[Dataset rows]
------------------------------------------------------------------------

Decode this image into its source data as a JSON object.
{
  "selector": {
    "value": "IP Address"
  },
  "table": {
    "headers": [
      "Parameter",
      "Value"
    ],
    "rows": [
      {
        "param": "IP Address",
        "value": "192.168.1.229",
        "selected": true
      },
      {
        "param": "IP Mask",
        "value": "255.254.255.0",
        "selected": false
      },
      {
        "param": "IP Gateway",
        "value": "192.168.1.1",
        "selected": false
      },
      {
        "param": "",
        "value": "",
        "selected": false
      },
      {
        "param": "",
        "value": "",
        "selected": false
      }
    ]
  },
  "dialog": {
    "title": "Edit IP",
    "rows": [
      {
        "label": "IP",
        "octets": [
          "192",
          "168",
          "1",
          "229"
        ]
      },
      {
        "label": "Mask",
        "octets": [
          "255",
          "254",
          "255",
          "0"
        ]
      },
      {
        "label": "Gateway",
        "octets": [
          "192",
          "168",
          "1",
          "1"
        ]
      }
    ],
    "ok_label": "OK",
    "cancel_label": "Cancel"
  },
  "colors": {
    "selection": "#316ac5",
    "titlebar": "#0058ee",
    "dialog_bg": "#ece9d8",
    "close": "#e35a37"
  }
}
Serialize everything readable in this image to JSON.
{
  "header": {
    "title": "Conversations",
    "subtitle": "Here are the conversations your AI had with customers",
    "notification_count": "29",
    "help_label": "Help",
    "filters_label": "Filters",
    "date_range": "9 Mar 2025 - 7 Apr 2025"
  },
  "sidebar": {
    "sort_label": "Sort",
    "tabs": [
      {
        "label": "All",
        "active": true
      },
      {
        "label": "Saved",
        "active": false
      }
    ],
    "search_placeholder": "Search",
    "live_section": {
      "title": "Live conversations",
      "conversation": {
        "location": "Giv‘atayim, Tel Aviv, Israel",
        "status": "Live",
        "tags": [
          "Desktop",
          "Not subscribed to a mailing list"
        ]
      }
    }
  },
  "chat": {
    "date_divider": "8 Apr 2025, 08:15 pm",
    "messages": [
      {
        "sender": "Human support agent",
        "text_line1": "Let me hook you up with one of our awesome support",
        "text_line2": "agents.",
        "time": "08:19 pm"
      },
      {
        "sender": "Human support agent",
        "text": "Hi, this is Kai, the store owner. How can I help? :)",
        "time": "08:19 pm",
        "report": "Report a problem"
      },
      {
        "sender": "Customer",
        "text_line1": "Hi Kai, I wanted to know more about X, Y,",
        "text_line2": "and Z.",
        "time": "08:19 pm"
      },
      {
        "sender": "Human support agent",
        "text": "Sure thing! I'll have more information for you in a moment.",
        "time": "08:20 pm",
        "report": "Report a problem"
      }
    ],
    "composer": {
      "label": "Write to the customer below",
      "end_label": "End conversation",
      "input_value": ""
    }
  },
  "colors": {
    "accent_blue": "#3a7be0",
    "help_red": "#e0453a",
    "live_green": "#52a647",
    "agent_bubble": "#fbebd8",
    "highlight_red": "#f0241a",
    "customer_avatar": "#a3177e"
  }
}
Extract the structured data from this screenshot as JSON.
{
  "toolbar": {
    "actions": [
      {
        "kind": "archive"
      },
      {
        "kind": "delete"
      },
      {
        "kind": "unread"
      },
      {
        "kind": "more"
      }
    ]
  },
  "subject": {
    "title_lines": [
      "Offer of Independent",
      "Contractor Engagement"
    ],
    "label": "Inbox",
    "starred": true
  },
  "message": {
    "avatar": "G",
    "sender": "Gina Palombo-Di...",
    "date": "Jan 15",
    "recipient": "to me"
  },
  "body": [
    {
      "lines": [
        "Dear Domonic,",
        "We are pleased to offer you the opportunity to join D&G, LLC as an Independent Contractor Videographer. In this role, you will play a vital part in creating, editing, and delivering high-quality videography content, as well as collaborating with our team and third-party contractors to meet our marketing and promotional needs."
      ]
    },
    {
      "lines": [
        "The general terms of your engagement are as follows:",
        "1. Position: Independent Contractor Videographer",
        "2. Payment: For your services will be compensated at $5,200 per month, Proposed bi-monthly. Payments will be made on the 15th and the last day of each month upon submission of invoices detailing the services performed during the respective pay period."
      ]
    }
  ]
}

------------------------------------------------------------------------

§ Description of the task: Repeat each record exactly. Omit nothing.

§ Written solution:
Decode this image into its source data as a JSON object.
{
  "selector": {
    "value": "IP Address"
  },
  "table": {
    "headers": [
      "Parameter",
      "Value"
    ],
    "rows": [
      {
        "param": "IP Address",
        "value": "192.168.1.229",
        "selected": true
      },
      {
        "param": "IP Mask",
        "value": "255.254.255.0",
        "selected": false
      },
      {
        "param": "IP Gateway",
        "value": "192.168.1.1",
        "selected": false
      },
      {
        "param": "",
        "value": "",
        "selected": false
      },
      {
        "param": "",
        "value": "",
        "selected": false
      }
    ]
  },
  "dialog": {
    "title": "Edit IP",
    "rows": [
      {
        "label": "IP",
        "octets": [
          "192",
          "168",
          "1",
          "229"
        ]
      },
      {
        "label": "Mask",
        "octets": [
          "255",
          "254",
          "255",
          "0"
        ]
      },
      {
        "label": "Gateway",
        "octets": [
          "192",
          "168",
          "1",
          "1"
        ]
      }
    ],
    "ok_label": "OK",
    "cancel_label": "Cancel"
  },
  "colors": {
    "selection": "#316ac5",
    "titlebar": "#0058ee",
    "dialog_bg": "#ece9d8",
    "close": "#e35a37"
  }
}
Serialize everything readable in this image to JSON.
{
  "header": {
    "title": "Conversations",
    "subtitle": "Here are the conversations your AI had with customers",
    "notification_count": "29",
    "help_label": "Help",
    "filters_label": "Filters",
    "date_range": "9 Mar 2025 - 7 Apr 2025"
  },
  "sidebar": {
    "sort_label": "Sort",
    "tabs": [
      {
        "label": "All",
        "active": true
      },
      {
        "label": "Saved",
        "active": false
      }
    ],
    "search_placeholder": "Search",
    "live_section": {
      "title": "Live conversations",
      "conversation": {
        "location": "Giv‘atayim, Tel Aviv, Israel",
        "status": "Live",
        "tags": [
          "Desktop",
          "Not subscribed to a mailing list"
        ]
      }
    }
  },
  "chat": {
    "date_divider": "8 Apr 2025, 08:15 pm",
    "messages": [
      {
        "sender": "Human support agent",
        "text_line1": "Let me hook you up with one of our awesome support",
        "text_line2": "agents.",
        "time": "08:19 pm"
      },
      {
        "sender": "Human support agent",
        "text": "Hi, this is Kai, the store owner. How can I help? :)",
        "time": "08:19 pm",
        "report": "Report a problem"
      },
      {
        "sender": "Customer",
        "text_line1": "Hi Kai, I wanted to know more about X, Y,",
        "text_line2": "and Z.",
        "time": "08:19 pm"
      },
      {
        "sender": "Human support agent",
        "text": "Sure thing! I'll have more information for you in a moment.",
        "time": "08:20 pm",
        "report": "Report a problem"
      }
    ],
    "composer": {
      "label": "Write to the customer below",
      "end_label": "End conversation",
      "input_value": ""
    }
  },
  "colors": {
    "accent_blue": "#3a7be0",
    "help_red": "#e0453a",
    "live_green": "#52a647",
    "agent_bubble": "#fbebd8",
    "highlight_red": "#f0241a",
    "customer_avatar": "#a3177e"
  }
}
Extract the structured data from this screenshot as JSON.
{
  "toolbar": {
    "actions": [
      {
        "kind": "archive"
      },
      {
        "kind": "delete"
      },
      {
        "kind": "unread"
      },
      {
        "kind": "more"
      }
    ]
  },
  "subject": {
    "title_lines": [
      "Offer of Independent",
      "Contractor Engagement"
    ],
    "label": "Inbox",
    "starred": true
  },
  "message": {
    "avatar": "G",
    "sender": "Gina Palombo-Di...",
    "date": "Jan 15",
    "recipient": "to me"
  },
  "body": [
    {
      "lines": [
        "Dear Domonic,",
        "We are pleased to offer you the opportunity to join D&G, LLC as an Independent Contractor Videographer. In this role, you will play a vital part in creating, editing, and delivering high-quality videography content, as well as collaborating with our team and third-party contractors to meet our marketing and promotional needs."
      ]
    },
    {
      "lines": [
        "The general terms of your engagement are as follows:",
        "1. Position: Independent Contractor Videographer",
        "2. Payment: For your services will be compensated at $5,200 per month, Proposed bi-monthly. Payments will be made on the 15th and the last day of each month upon submission of invoices detailing the services performed during the respective pay period."
      ]
    }
  ]
}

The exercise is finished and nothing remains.